[EXERCISE DATA start]

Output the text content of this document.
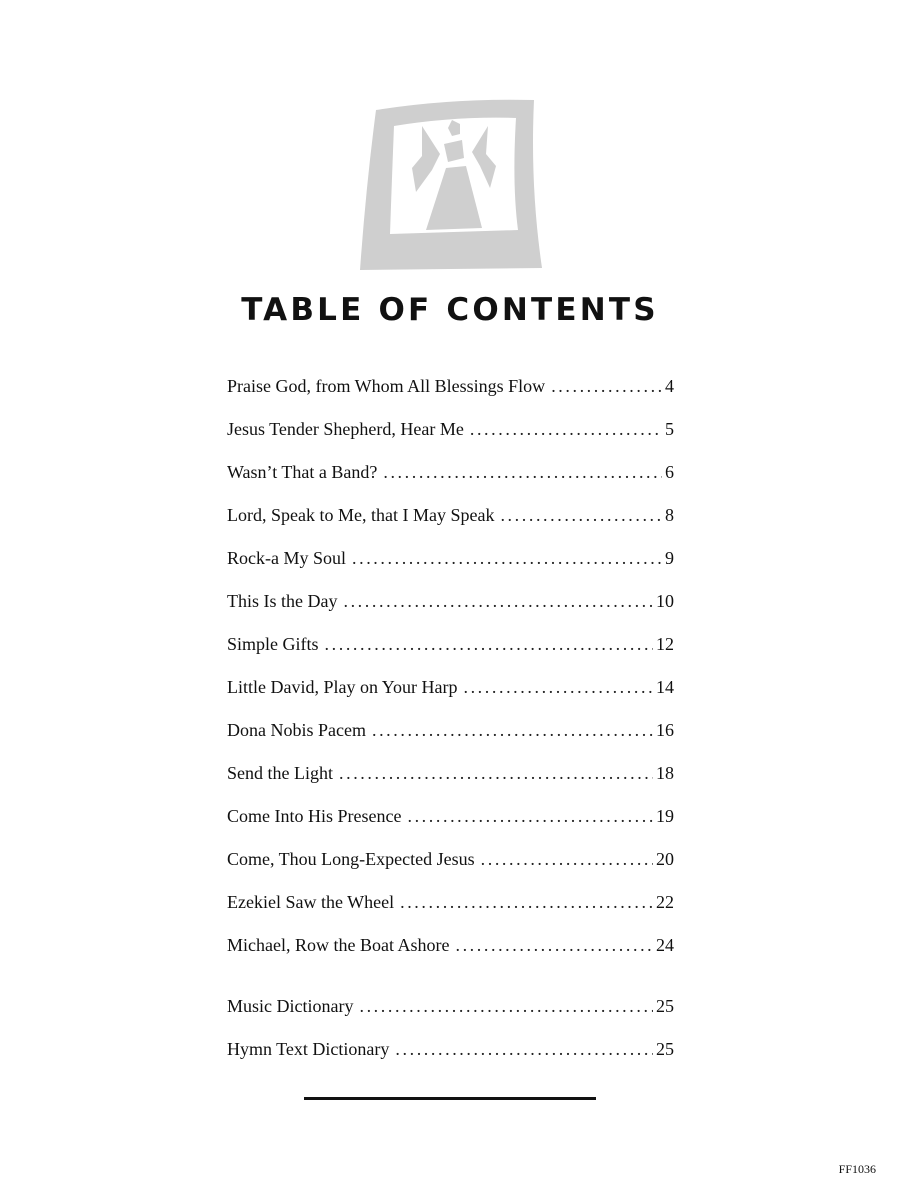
TABLE OF CONTENTS
Praise God, from Whom All Blessings Flow .....	4
Jesus Tender Shepherd, Hear Me .....	5
Wasn’t That a Band? .....	6
Lord, Speak to Me, that I May Speak .....	8
Rock-a My Soul .....	9
This Is the Day .....	10
Simple Gifts .....	12
Little David, Play on Your Harp .....	14
Dona Nobis Pacem .....	16
Send the Light .....	18
Come Into His Presence .....	19
Come, Thou Long-Expected Jesus .....	20
Ezekiel Saw the Wheel .....	22
Michael, Row the Boat Ashore .....	24
Music Dictionary .....	25
Hymn Text Dictionary .....	25
FF1036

[EXERCISE DATA end]

■ WHAT YOU ARE ASKED TO DO ■
Copy all lines from the data that hold the word "Jesus".

■ REPLY TO THE EXERCISE ■
Jesus Tender Shepherd, Hear Me .....	5
Come, Thou Long-Expected Jesus .....	20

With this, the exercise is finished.